Problem to solve »
Reproduce the listing exactly and skip over any pictures.
## Start Records for the task
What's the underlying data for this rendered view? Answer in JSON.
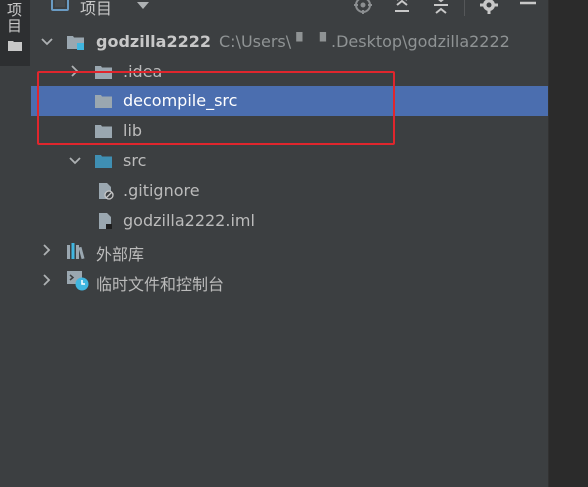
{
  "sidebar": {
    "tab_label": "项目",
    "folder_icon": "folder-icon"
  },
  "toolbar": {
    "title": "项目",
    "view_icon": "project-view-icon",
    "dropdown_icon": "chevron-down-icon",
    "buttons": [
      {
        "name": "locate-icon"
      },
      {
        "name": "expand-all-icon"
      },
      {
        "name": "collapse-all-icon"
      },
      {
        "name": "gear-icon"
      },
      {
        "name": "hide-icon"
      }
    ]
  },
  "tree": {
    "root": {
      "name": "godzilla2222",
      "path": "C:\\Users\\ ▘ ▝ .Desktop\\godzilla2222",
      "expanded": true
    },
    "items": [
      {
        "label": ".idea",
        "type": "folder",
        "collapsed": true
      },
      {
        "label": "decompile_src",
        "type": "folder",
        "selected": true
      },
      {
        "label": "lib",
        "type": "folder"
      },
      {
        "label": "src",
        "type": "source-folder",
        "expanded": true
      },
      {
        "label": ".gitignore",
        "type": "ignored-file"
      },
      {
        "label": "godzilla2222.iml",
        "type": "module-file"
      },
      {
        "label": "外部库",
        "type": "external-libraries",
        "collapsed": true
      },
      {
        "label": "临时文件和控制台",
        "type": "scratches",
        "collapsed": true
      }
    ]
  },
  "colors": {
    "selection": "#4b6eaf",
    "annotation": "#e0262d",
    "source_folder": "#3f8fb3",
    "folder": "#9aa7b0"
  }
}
## End Records for the task
Output below »
What's the underlying data for this rendered view? Answer in JSON.
{
  "sidebar": {
    "tab_label": "项目",
    "folder_icon": "folder-icon"
  },
  "toolbar": {
    "title": "项目",
    "view_icon": "project-view-icon",
    "dropdown_icon": "chevron-down-icon",
    "buttons": [
      {
        "name": "locate-icon"
      },
      {
        "name": "expand-all-icon"
      },
      {
        "name": "collapse-all-icon"
      },
      {
        "name": "gear-icon"
      },
      {
        "name": "hide-icon"
      }
    ]
  },
  "tree": {
    "root": {
      "name": "godzilla2222",
      "path": "C:\\Users\\ ▘ ▝ .Desktop\\godzilla2222",
      "expanded": true
    },
    "items": [
      {
        "label": ".idea",
        "type": "folder",
        "collapsed": true
      },
      {
        "label": "decompile_src",
        "type": "folder",
        "selected": true
      },
      {
        "label": "lib",
        "type": "folder"
      },
      {
        "label": "src",
        "type": "source-folder",
        "expanded": true
      },
      {
        "label": ".gitignore",
        "type": "ignored-file"
      },
      {
        "label": "godzilla2222.iml",
        "type": "module-file"
      },
      {
        "label": "外部库",
        "type": "external-libraries",
        "collapsed": true
      },
      {
        "label": "临时文件和控制台",
        "type": "scratches",
        "collapsed": true
      }
    ]
  },
  "colors": {
    "selection": "#4b6eaf",
    "annotation": "#e0262d",
    "source_folder": "#3f8fb3",
    "folder": "#9aa7b0"
  }
}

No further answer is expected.